··· LISTING

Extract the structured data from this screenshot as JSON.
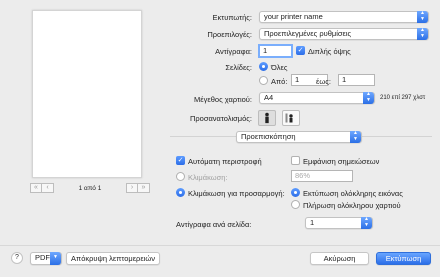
{
  "preview": {
    "page_indicator": "1 από 1",
    "nav": {
      "first": "«",
      "prev": "‹",
      "next": "›",
      "last": "»"
    }
  },
  "printer": {
    "label": "Εκτυπωτής:",
    "value": "your printer name"
  },
  "presets": {
    "label": "Προεπιλογές:",
    "value": "Προεπιλεγμένες ρυθμίσεις"
  },
  "copies": {
    "label": "Αντίγραφα:",
    "value": "1",
    "duplex_label": "Διπλής όψης"
  },
  "pages": {
    "label": "Σελίδες:",
    "all_label": "Όλες",
    "from_label": "Από:",
    "from_value": "1",
    "to_label": "έως:",
    "to_value": "1"
  },
  "paper": {
    "label": "Μέγεθος χαρτιού:",
    "value": "A4",
    "dimensions": "210 επί 297 χλστ"
  },
  "orientation": {
    "label": "Προσανατολισμός:"
  },
  "section": {
    "value": "Προεπισκόπηση"
  },
  "options": {
    "auto_rotate": "Αυτόματη περιστροφή",
    "show_notes": "Εμφάνιση σημειώσεων",
    "scale_label": "Κλιμάκωση:",
    "scale_value": "86%",
    "scale_to_fit_label": "Κλιμάκωση για προσαρμογή:",
    "print_entire": "Εκτύπωση ολόκληρης εικόνας",
    "fill_paper": "Πλήρωση ολόκληρου χαρτιού"
  },
  "copies_per_page": {
    "label": "Αντίγραφα ανά σελίδα:",
    "value": "1"
  },
  "bottom": {
    "help": "?",
    "pdf": "PDF",
    "hide_details": "Απόκρυψη λεπτομερειών",
    "cancel": "Ακύρωση",
    "print": "Εκτύπωση"
  },
  "colors": {
    "accent": "#2c6fe8",
    "window_bg": "#ececec"
  }
}
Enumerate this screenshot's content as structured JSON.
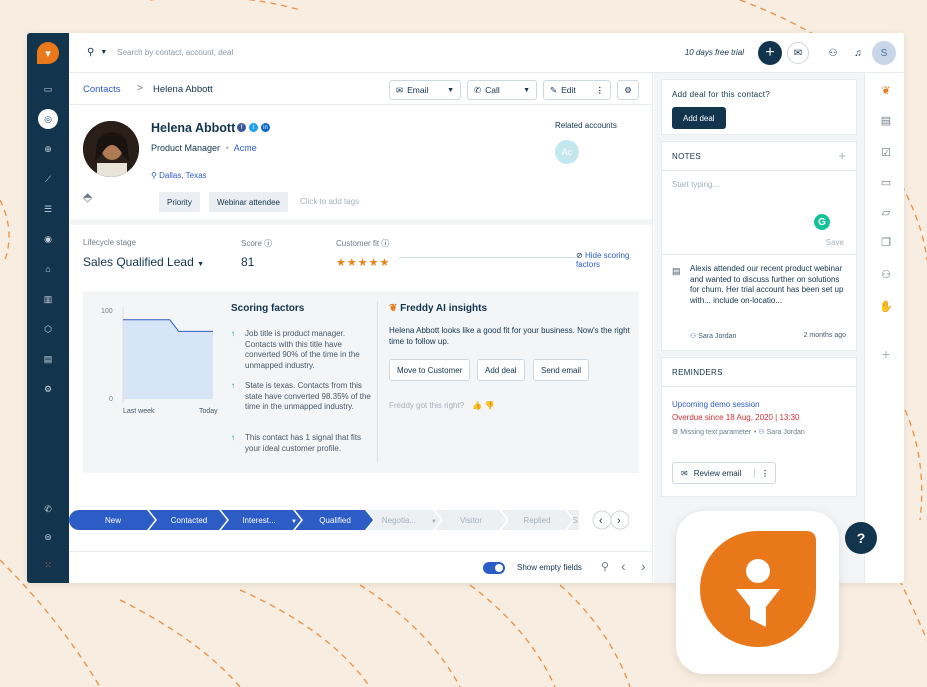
{
  "topbar": {
    "search_placeholder": "Search by contact, account, deal",
    "trial_text": "10 days free trial",
    "avatar_initial": "S"
  },
  "breadcrumb": {
    "parent": "Contacts",
    "separator": ">",
    "current": "Helena Abbott"
  },
  "actions": {
    "email": "Email",
    "call": "Call",
    "edit": "Edit"
  },
  "contact": {
    "name": "Helena Abbott",
    "job_title": "Product Manager",
    "company": "Acme",
    "location": "Dallas, Texas",
    "tags": [
      "Priority",
      "Webinar attendee"
    ],
    "add_tags_placeholder": "Click to add tags",
    "related_accounts_label": "Related accounts",
    "related_account_initials": "Ac"
  },
  "lifecycle": {
    "stage_label": "Lifecycle stage",
    "stage_value": "Sales Qualified Lead",
    "score_label": "Score",
    "score_value": "81",
    "fit_label": "Customer fit",
    "fit_stars": 5,
    "hide_scoring": "Hide scoring factors"
  },
  "chart_data": {
    "type": "line",
    "x": [
      "Last week",
      "Today"
    ],
    "ylim": [
      0,
      100
    ],
    "y_ticks": [
      "100",
      "0"
    ],
    "series": [
      {
        "values": [
          89,
          89,
          76,
          76
        ]
      }
    ]
  },
  "scoring_factors": {
    "title": "Scoring factors",
    "items": [
      "Job title is product manager. Contacts with this title have converted 90% of the time in the unmapped industry.",
      "State is texas. Contacts from this state have converted 98.35% of the time in the unmapped industry.",
      "This contact has 1 signal that fits your ideal customer profile."
    ]
  },
  "freddy": {
    "title": "Freddy AI insights",
    "body": "Helena Abbott looks like a good fit for your business. Now's the right time to follow up.",
    "buttons": [
      "Move to Customer",
      "Add deal",
      "Send email"
    ],
    "feedback": "Freddy got this right?"
  },
  "pipeline": {
    "stages": [
      "New",
      "Contacted",
      "Interest...",
      "Qualified",
      "Negotia...",
      "Visitor",
      "Replied",
      "S"
    ]
  },
  "footer": {
    "show_empty_fields": "Show empty fields"
  },
  "deal_card": {
    "prompt": "Add deal for this contact?",
    "button": "Add deal"
  },
  "notes": {
    "title": "NOTES",
    "placeholder": "Start typing...",
    "save": "Save",
    "note_text": "Alexis attended our recent product webinar and wanted to discuss further on solutions for churn. Her trial account has been set up with... include on-locatio...",
    "author": "Sara Jordan",
    "time": "2 months ago"
  },
  "reminders": {
    "title": "REMINDERS",
    "item_title": "Upcoming demo session",
    "overdue": "Overdue since 18 Aug, 2020 | 13:30",
    "missing": "Missing text parameter",
    "owner": "Sara Jordan",
    "review_button": "Review email"
  },
  "colors": {
    "navy": "#12344d",
    "link_blue": "#2c5cc5",
    "pipeline_blue": "#2c5cc5",
    "overdue_red": "#d72d30",
    "brand_orange": "#e8781a",
    "star_orange": "#e8831c"
  }
}
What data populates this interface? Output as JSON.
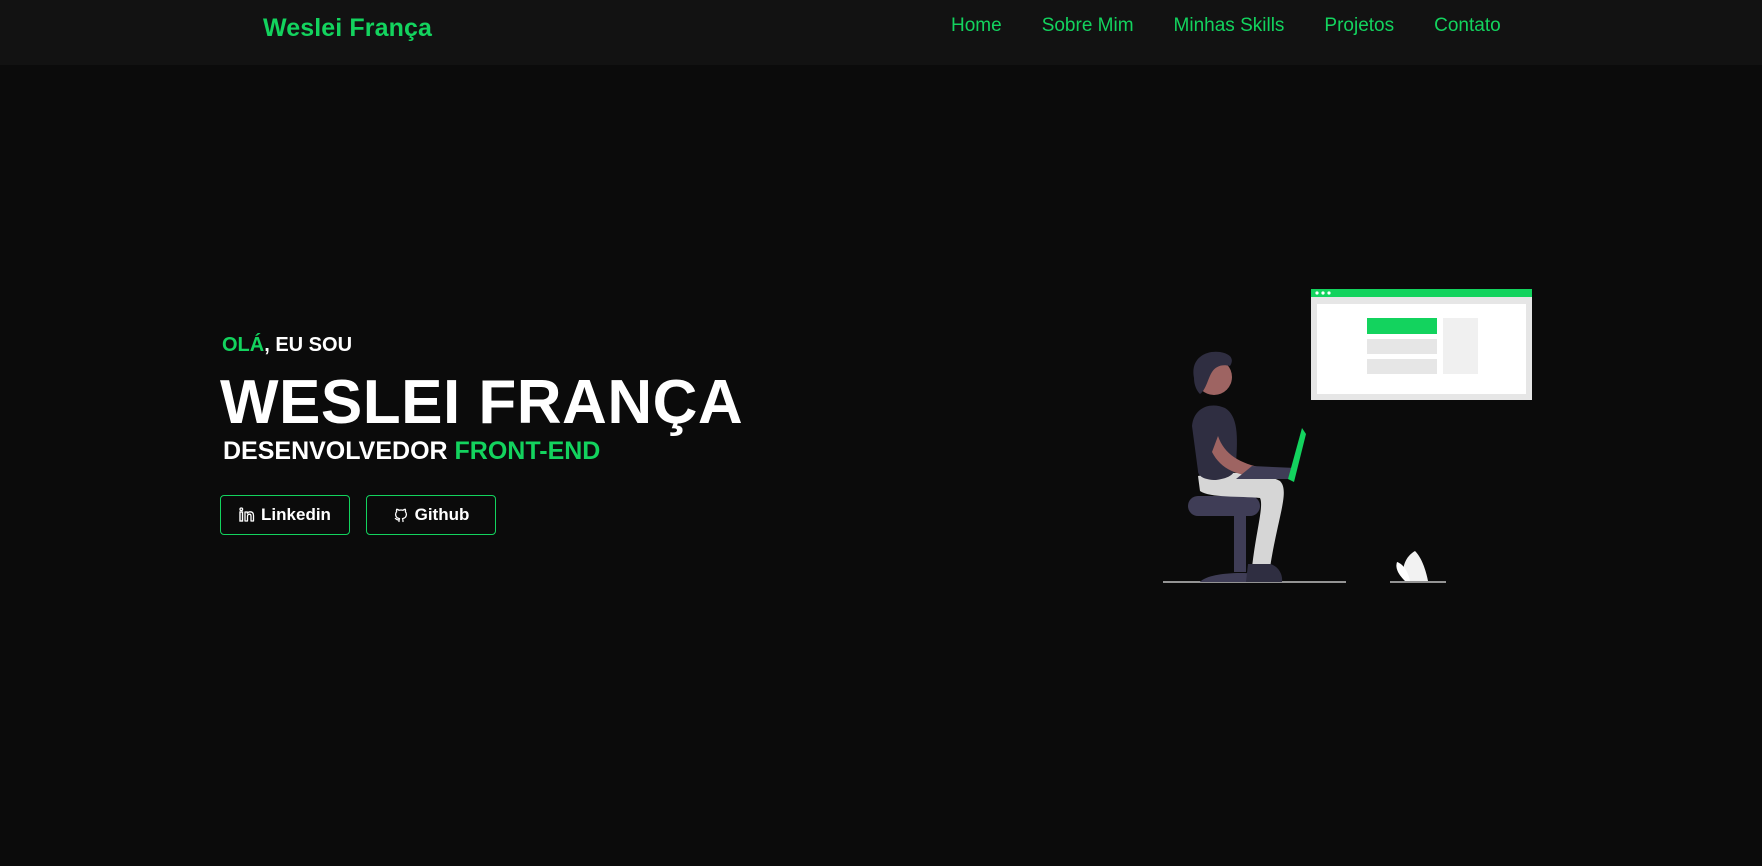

······

TASK BRIEF
Where does the word "χαρτιού" appear? Return each line that holds it.

RESULT OF THE TASK
    "label": "Μέγεθος χαρτιού:",
    "fill_paper": "Πλήρωση ολόκληρου χαρτιού"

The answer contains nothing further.